↓↓↓

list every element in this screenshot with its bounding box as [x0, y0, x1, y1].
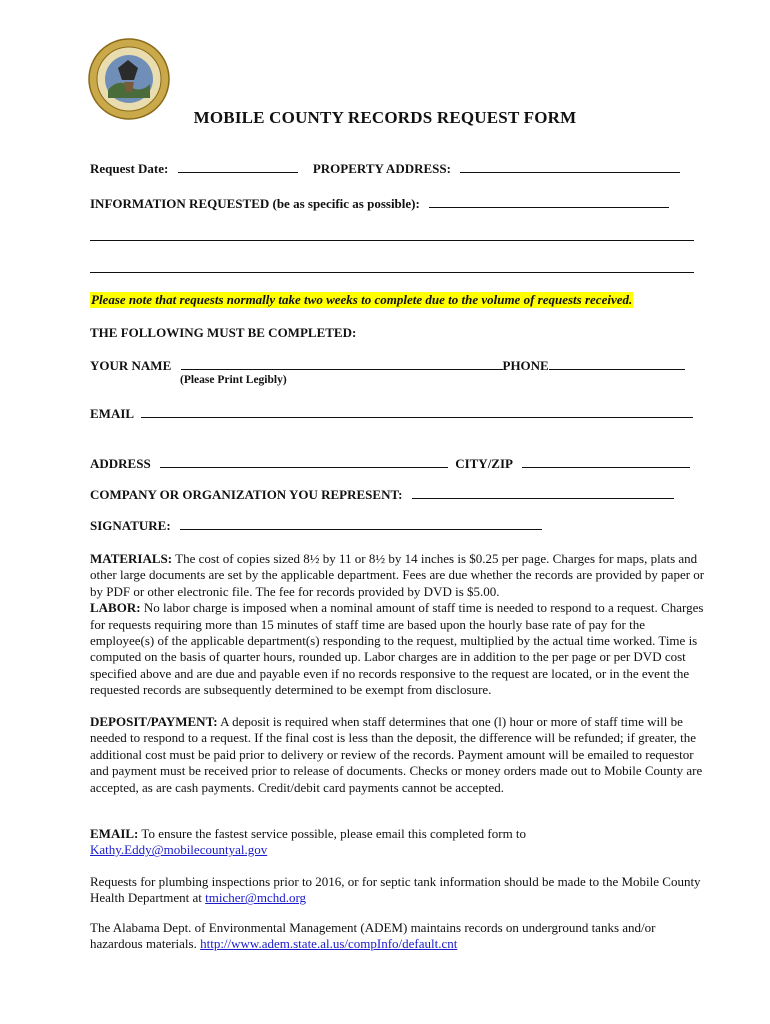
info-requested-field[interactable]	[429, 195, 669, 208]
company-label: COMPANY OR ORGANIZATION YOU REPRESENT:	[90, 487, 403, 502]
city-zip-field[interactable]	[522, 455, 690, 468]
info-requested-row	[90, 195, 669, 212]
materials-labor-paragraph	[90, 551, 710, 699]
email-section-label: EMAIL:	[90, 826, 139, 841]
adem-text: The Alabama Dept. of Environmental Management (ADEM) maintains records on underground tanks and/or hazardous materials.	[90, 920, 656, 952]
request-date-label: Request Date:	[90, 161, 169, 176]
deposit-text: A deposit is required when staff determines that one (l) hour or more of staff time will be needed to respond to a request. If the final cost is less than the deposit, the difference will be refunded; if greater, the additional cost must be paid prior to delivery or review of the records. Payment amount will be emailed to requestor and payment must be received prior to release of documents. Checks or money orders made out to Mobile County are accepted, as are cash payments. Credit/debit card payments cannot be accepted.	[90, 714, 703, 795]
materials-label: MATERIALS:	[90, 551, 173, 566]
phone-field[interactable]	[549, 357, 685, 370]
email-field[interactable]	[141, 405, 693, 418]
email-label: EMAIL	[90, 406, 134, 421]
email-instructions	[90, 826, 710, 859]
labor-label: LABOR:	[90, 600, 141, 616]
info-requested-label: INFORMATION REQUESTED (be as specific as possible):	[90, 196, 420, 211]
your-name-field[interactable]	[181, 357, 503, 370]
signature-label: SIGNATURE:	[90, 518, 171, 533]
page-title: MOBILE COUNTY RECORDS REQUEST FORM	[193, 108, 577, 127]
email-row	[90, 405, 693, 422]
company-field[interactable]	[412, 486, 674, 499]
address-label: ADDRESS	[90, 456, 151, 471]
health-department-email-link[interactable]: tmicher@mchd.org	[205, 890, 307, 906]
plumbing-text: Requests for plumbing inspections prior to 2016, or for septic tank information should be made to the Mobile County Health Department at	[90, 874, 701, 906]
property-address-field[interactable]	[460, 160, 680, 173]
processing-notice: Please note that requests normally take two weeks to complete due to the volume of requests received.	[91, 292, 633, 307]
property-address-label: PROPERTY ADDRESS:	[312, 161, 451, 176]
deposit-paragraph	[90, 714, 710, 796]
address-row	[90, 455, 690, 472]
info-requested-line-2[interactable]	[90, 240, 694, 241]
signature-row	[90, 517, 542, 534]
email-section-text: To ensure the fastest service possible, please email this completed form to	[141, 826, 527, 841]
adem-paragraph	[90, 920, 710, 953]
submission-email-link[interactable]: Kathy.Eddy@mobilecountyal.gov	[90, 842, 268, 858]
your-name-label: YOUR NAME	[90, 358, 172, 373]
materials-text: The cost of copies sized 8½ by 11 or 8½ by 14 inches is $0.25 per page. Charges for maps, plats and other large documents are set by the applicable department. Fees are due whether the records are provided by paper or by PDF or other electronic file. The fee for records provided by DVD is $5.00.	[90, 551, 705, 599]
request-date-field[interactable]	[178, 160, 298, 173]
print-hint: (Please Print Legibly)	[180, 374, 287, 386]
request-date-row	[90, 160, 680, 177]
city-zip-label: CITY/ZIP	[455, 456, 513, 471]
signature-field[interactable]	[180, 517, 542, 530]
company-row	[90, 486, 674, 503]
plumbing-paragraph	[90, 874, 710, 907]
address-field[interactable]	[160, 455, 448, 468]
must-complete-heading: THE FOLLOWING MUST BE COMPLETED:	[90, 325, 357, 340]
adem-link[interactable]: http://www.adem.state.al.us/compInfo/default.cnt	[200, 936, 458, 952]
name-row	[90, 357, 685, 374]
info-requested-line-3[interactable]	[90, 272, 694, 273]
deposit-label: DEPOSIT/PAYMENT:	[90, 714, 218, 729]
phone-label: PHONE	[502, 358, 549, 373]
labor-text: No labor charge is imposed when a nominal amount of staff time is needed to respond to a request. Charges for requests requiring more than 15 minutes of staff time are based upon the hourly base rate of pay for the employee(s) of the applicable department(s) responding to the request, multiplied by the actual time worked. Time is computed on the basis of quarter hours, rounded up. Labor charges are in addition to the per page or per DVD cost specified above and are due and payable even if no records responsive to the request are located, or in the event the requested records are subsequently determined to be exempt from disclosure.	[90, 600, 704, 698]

↑↑↑

*Set exercise*
Repeat the material line for line, starting at the line that contains "195, 669, 208]" and ending after the line that contains "161, 169, 176]".

*Full response*
info-requested-field[interactable]	[429, 195, 669, 208]
company-label: COMPANY OR ORGANIZATION YOU REPRESENT:	[90, 487, 403, 502]
city-zip-field[interactable]	[522, 455, 690, 468]
info-requested-row	[90, 195, 669, 212]
materials-labor-paragraph	[90, 551, 710, 699]
email-section-label: EMAIL:	[90, 826, 139, 841]
adem-text: The Alabama Dept. of Environmental Management (ADEM) maintains records on underground tanks and/or hazardous materials.	[90, 920, 656, 952]
request-date-label: Request Date:	[90, 161, 169, 176]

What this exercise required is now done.